───── Materials provided ─────
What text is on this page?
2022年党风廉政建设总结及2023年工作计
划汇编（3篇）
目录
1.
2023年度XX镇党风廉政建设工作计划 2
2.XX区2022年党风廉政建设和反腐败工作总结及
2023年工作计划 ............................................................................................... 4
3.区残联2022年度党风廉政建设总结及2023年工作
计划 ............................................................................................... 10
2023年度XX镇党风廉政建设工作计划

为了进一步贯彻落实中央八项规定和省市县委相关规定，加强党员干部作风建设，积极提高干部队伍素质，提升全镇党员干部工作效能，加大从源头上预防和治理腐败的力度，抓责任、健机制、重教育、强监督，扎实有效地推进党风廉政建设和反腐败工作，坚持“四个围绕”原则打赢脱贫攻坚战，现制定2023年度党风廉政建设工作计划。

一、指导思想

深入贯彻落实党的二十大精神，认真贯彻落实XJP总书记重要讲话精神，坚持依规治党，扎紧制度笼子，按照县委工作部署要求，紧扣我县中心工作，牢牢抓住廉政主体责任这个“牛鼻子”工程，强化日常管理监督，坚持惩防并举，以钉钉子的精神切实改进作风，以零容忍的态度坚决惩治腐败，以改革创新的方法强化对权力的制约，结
─────
Write every record out again, unaltered.

Worked answer
What text is on this page?
2022年党风廉政建设总结及2023年工作计
划汇编（3篇）
目录
1.
2023年度XX镇党风廉政建设工作计划 2
2.XX区2022年党风廉政建设和反腐败工作总结及
2023年工作计划 ............................................................................................... 4
3.区残联2022年度党风廉政建设总结及2023年工作
计划 ............................................................................................... 10
2023年度XX镇党风廉政建设工作计划

为了进一步贯彻落实中央八项规定和省市县委相关规定，加强党员干部作风建设，积极提高干部队伍素质，提升全镇党员干部工作效能，加大从源头上预防和治理腐败的力度，抓责任、健机制、重教育、强监督，扎实有效地推进党风廉政建设和反腐败工作，坚持“四个围绕”原则打赢脱贫攻坚战，现制定2023年度党风廉政建设工作计划。

一、指导思想

深入贯彻落实党的二十大精神，认真贯彻落实XJP总书记重要讲话精神，坚持依规治党，扎紧制度笼子，按照县委工作部署要求，紧扣我县中心工作，牢牢抓住廉政主体责任这个“牛鼻子”工程，强化日常管理监督，坚持惩防并举，以钉钉子的精神切实改进作风，以零容忍的态度坚决惩治腐败，以改革创新的方法强化对权力的制约，结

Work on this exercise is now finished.